## [Extracted data entries]
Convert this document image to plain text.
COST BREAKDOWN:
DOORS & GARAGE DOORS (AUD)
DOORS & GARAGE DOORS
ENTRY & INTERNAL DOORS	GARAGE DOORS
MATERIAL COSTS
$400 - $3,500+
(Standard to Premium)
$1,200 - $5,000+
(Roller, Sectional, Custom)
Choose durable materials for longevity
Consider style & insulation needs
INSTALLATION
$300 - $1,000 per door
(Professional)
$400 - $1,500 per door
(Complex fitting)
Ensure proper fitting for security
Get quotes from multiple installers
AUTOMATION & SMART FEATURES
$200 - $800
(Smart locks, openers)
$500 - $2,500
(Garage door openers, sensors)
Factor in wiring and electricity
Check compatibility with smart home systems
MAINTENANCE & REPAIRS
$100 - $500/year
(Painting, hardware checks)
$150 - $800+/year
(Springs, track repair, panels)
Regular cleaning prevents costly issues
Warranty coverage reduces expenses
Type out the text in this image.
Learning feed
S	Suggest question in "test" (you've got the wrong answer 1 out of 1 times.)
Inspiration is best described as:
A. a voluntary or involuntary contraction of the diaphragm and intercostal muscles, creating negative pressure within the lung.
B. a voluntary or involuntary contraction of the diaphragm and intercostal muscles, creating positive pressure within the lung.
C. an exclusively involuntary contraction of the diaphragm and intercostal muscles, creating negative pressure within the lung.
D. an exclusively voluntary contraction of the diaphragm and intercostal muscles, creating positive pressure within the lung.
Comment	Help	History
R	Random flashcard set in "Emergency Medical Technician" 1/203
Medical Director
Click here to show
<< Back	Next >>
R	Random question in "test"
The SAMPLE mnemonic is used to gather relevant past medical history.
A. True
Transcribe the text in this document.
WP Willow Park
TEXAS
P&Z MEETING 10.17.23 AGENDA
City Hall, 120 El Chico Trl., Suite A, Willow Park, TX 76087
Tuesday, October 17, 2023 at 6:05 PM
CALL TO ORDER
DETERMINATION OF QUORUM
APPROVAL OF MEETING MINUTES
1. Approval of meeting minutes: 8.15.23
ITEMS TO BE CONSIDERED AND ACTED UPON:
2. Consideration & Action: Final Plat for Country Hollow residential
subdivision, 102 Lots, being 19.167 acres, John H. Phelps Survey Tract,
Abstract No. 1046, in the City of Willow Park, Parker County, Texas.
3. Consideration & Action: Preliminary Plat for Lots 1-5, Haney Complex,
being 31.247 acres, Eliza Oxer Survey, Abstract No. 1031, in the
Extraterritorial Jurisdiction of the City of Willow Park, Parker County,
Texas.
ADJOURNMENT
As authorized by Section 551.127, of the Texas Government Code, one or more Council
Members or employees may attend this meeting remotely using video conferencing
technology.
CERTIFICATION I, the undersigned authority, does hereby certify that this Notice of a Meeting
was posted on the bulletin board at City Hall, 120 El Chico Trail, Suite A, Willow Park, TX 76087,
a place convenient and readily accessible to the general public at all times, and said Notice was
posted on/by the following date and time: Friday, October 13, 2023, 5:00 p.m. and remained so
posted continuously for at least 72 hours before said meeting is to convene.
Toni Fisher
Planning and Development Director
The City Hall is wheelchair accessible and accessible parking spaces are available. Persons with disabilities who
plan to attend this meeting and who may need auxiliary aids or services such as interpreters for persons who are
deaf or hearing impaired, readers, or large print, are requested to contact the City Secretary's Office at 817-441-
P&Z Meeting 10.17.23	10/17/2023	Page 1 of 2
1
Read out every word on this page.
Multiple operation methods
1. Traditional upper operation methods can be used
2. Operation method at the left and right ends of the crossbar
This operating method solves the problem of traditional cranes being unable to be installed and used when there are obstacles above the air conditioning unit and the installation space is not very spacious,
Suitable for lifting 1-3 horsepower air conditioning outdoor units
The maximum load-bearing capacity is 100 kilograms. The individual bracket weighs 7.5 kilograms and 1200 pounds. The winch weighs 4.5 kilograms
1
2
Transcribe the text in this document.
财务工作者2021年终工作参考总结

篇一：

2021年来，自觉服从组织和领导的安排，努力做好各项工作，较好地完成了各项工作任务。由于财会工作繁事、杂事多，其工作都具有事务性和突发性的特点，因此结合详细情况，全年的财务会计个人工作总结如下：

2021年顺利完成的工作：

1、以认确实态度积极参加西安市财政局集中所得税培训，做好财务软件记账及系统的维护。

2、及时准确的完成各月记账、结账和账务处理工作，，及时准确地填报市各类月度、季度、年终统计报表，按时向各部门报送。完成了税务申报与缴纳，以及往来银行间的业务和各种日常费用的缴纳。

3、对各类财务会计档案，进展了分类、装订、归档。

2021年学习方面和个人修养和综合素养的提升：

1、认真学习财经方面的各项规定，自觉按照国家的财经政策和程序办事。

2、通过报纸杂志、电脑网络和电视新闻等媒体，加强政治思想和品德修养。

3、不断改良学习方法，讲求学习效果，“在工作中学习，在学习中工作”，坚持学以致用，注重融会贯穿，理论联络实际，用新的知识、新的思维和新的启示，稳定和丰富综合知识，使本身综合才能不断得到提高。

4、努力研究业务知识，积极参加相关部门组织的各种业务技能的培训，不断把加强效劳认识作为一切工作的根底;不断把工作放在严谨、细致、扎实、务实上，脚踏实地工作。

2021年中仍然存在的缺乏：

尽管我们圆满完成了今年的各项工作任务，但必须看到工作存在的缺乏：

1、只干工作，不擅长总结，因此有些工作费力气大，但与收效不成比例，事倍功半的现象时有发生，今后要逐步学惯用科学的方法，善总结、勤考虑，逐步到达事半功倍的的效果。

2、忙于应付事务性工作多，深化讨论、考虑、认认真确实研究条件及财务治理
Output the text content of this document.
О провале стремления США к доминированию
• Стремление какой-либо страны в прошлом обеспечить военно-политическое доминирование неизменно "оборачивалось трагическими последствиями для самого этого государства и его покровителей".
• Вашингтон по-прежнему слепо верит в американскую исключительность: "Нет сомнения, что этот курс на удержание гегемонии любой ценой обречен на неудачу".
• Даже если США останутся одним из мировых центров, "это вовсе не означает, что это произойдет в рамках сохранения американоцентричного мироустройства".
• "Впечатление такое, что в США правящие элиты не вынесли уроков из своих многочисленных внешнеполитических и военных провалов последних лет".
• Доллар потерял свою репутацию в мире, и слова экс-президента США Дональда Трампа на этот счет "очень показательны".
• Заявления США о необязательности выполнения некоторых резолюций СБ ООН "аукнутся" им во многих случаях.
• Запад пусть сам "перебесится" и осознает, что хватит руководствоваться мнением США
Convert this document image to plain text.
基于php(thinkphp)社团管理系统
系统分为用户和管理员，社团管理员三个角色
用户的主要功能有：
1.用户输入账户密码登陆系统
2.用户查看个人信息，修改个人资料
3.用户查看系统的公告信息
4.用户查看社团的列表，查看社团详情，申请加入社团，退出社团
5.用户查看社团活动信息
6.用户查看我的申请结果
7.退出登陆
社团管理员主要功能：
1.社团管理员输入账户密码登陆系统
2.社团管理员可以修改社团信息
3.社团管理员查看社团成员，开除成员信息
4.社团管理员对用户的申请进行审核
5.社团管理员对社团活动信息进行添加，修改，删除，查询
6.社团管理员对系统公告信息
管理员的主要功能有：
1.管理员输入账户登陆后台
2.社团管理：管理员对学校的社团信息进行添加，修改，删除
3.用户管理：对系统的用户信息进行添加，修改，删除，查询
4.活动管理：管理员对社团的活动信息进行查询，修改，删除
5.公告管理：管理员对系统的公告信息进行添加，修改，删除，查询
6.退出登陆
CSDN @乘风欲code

## [Aim of the exercise]
In the entries above, find each line with the string "этот" and copy it.

## [Response below]
• Вашингтон по-прежнему слепо верит в американскую исключительность: "Нет сомнения, что этот курс на удержание гегемонии любой ценой обречен на неудачу".
• Доллар потерял свою репутацию в мире, и слова экс-президента США Дональда Трампа на этот счет "очень показательны".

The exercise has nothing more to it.